RECORDS =
--------------------
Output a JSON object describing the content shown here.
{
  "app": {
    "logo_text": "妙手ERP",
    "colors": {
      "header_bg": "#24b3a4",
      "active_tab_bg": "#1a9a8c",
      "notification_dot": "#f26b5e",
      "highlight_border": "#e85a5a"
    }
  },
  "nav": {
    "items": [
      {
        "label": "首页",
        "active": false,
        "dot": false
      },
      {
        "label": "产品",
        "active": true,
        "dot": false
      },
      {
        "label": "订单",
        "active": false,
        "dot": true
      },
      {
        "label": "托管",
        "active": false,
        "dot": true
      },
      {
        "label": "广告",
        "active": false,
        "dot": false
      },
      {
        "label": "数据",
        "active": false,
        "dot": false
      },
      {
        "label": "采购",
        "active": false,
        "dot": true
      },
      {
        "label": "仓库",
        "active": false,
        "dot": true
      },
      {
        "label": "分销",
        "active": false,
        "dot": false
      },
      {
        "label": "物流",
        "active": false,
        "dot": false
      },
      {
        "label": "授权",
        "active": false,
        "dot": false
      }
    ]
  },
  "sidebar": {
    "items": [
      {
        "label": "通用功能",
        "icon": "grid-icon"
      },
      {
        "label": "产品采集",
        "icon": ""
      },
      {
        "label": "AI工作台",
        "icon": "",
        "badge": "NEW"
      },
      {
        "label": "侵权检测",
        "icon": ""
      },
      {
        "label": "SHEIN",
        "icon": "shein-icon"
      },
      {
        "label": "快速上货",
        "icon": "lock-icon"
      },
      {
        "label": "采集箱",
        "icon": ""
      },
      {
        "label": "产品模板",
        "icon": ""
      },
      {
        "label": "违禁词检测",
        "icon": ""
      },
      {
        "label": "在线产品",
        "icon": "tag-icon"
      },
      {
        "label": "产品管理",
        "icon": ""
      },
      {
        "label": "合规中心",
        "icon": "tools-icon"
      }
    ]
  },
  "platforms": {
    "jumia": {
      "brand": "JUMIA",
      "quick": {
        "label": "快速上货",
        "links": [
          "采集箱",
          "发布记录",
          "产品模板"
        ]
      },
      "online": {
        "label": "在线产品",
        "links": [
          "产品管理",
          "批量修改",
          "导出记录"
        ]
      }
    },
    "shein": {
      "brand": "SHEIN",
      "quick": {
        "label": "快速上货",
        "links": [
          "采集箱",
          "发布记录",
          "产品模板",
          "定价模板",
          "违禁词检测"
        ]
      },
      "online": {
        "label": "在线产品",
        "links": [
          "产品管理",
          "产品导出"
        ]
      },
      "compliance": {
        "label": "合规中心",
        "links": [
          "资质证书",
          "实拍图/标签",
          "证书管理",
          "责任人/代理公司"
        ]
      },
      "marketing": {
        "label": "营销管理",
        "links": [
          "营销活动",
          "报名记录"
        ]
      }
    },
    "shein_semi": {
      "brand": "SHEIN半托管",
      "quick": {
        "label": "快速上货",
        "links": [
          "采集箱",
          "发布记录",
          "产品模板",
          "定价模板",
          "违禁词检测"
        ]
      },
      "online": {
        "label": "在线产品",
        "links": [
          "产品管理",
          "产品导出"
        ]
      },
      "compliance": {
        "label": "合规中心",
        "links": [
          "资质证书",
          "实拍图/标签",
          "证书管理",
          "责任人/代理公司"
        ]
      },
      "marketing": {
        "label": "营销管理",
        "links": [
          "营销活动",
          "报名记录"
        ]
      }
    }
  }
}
--------------------
THE EXERCISE = Output the records above in their entirety, exactly.

FINAL RESULT =
Output a JSON object describing the content shown here.
{
  "app": {
    "logo_text": "妙手ERP",
    "colors": {
      "header_bg": "#24b3a4",
      "active_tab_bg": "#1a9a8c",
      "notification_dot": "#f26b5e",
      "highlight_border": "#e85a5a"
    }
  },
  "nav": {
    "items": [
      {
        "label": "首页",
        "active": false,
        "dot": false
      },
      {
        "label": "产品",
        "active": true,
        "dot": false
      },
      {
        "label": "订单",
        "active": false,
        "dot": true
      },
      {
        "label": "托管",
        "active": false,
        "dot": true
      },
      {
        "label": "广告",
        "active": false,
        "dot": false
      },
      {
        "label": "数据",
        "active": false,
        "dot": false
      },
      {
        "label": "采购",
        "active": false,
        "dot": true
      },
      {
        "label": "仓库",
        "active": false,
        "dot": true
      },
      {
        "label": "分销",
        "active": false,
        "dot": false
      },
      {
        "label": "物流",
        "active": false,
        "dot": false
      },
      {
        "label": "授权",
        "active": false,
        "dot": false
      }
    ]
  },
  "sidebar": {
    "items": [
      {
        "label": "通用功能",
        "icon": "grid-icon"
      },
      {
        "label": "产品采集",
        "icon": ""
      },
      {
        "label": "AI工作台",
        "icon": "",
        "badge": "NEW"
      },
      {
        "label": "侵权检测",
        "icon": ""
      },
      {
        "label": "SHEIN",
        "icon": "shein-icon"
      },
      {
        "label": "快速上货",
        "icon": "lock-icon"
      },
      {
        "label": "采集箱",
        "icon": ""
      },
      {
        "label": "产品模板",
        "icon": ""
      },
      {
        "label": "违禁词检测",
        "icon": ""
      },
      {
        "label": "在线产品",
        "icon": "tag-icon"
      },
      {
        "label": "产品管理",
        "icon": ""
      },
      {
        "label": "合规中心",
        "icon": "tools-icon"
      }
    ]
  },
  "platforms": {
    "jumia": {
      "brand": "JUMIA",
      "quick": {
        "label": "快速上货",
        "links": [
          "采集箱",
          "发布记录",
          "产品模板"
        ]
      },
      "online": {
        "label": "在线产品",
        "links": [
          "产品管理",
          "批量修改",
          "导出记录"
        ]
      }
    },
    "shein": {
      "brand": "SHEIN",
      "quick": {
        "label": "快速上货",
        "links": [
          "采集箱",
          "发布记录",
          "产品模板",
          "定价模板",
          "违禁词检测"
        ]
      },
      "online": {
        "label": "在线产品",
        "links": [
          "产品管理",
          "产品导出"
        ]
      },
      "compliance": {
        "label": "合规中心",
        "links": [
          "资质证书",
          "实拍图/标签",
          "证书管理",
          "责任人/代理公司"
        ]
      },
      "marketing": {
        "label": "营销管理",
        "links": [
          "营销活动",
          "报名记录"
        ]
      }
    },
    "shein_semi": {
      "brand": "SHEIN半托管",
      "quick": {
        "label": "快速上货",
        "links": [
          "采集箱",
          "发布记录",
          "产品模板",
          "定价模板",
          "违禁词检测"
        ]
      },
      "online": {
        "label": "在线产品",
        "links": [
          "产品管理",
          "产品导出"
        ]
      },
      "compliance": {
        "label": "合规中心",
        "links": [
          "资质证书",
          "实拍图/标签",
          "证书管理",
          "责任人/代理公司"
        ]
      },
      "marketing": {
        "label": "营销管理",
        "links": [
          "营销活动",
          "报名记录"
        ]
      }
    }
  }
}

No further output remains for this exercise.